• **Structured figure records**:
START

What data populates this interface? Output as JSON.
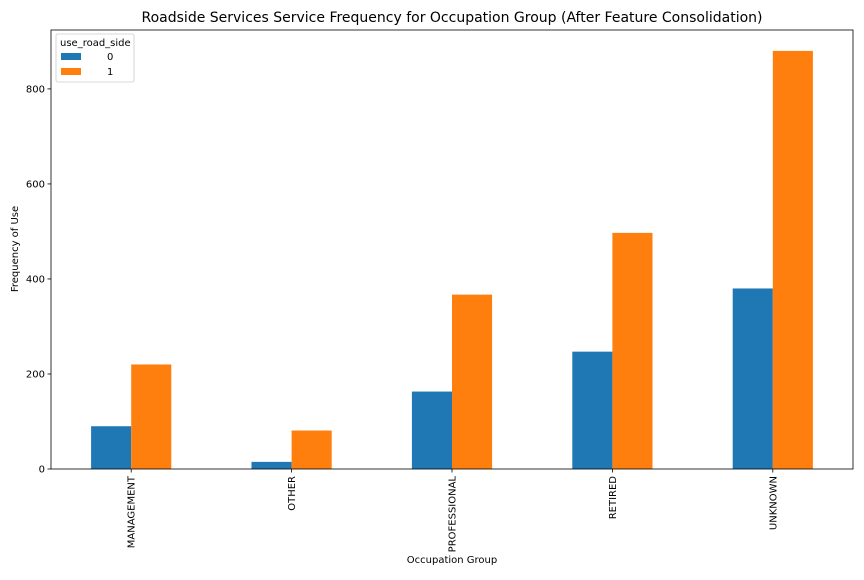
{
  "chart_data": {
    "type": "bar",
    "title": "Roadside Services Service Frequency for Occupation Group (After Feature Consolidation)",
    "xlabel": "Occupation Group",
    "ylabel": "Frequency of Use",
    "categories": [
      "MANAGEMENT",
      "OTHER",
      "PROFESSIONAL",
      "RETIRED",
      "UNKNOWN"
    ],
    "series": [
      {
        "name": "0",
        "values": [
          90,
          15,
          163,
          247,
          380
        ],
        "color": "#1f77b4"
      },
      {
        "name": "1",
        "values": [
          220,
          81,
          367,
          497,
          880
        ],
        "color": "#ff7f0e"
      }
    ],
    "ylim": [
      0,
      924
    ],
    "yticks": [
      0,
      200,
      400,
      600,
      800
    ],
    "ytick_labels": [
      "0",
      "200",
      "400",
      "600",
      "800"
    ],
    "legend": {
      "title": "use_road_side",
      "placement": "top-left"
    },
    "grid": false
  }
}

END

• **THE TASK**:
Without including any picture, repeat the data exactly.

• **ANSWER TO THIS EXERCISE**:
What data populates this interface? Output as JSON.
{
  "chart_data": {
    "type": "bar",
    "title": "Roadside Services Service Frequency for Occupation Group (After Feature Consolidation)",
    "xlabel": "Occupation Group",
    "ylabel": "Frequency of Use",
    "categories": [
      "MANAGEMENT",
      "OTHER",
      "PROFESSIONAL",
      "RETIRED",
      "UNKNOWN"
    ],
    "series": [
      {
        "name": "0",
        "values": [
          90,
          15,
          163,
          247,
          380
        ],
        "color": "#1f77b4"
      },
      {
        "name": "1",
        "values": [
          220,
          81,
          367,
          497,
          880
        ],
        "color": "#ff7f0e"
      }
    ],
    "ylim": [
      0,
      924
    ],
    "yticks": [
      0,
      200,
      400,
      600,
      800
    ],
    "ytick_labels": [
      "0",
      "200",
      "400",
      "600",
      "800"
    ],
    "legend": {
      "title": "use_road_side",
      "placement": "top-left"
    },
    "grid": false
  }
}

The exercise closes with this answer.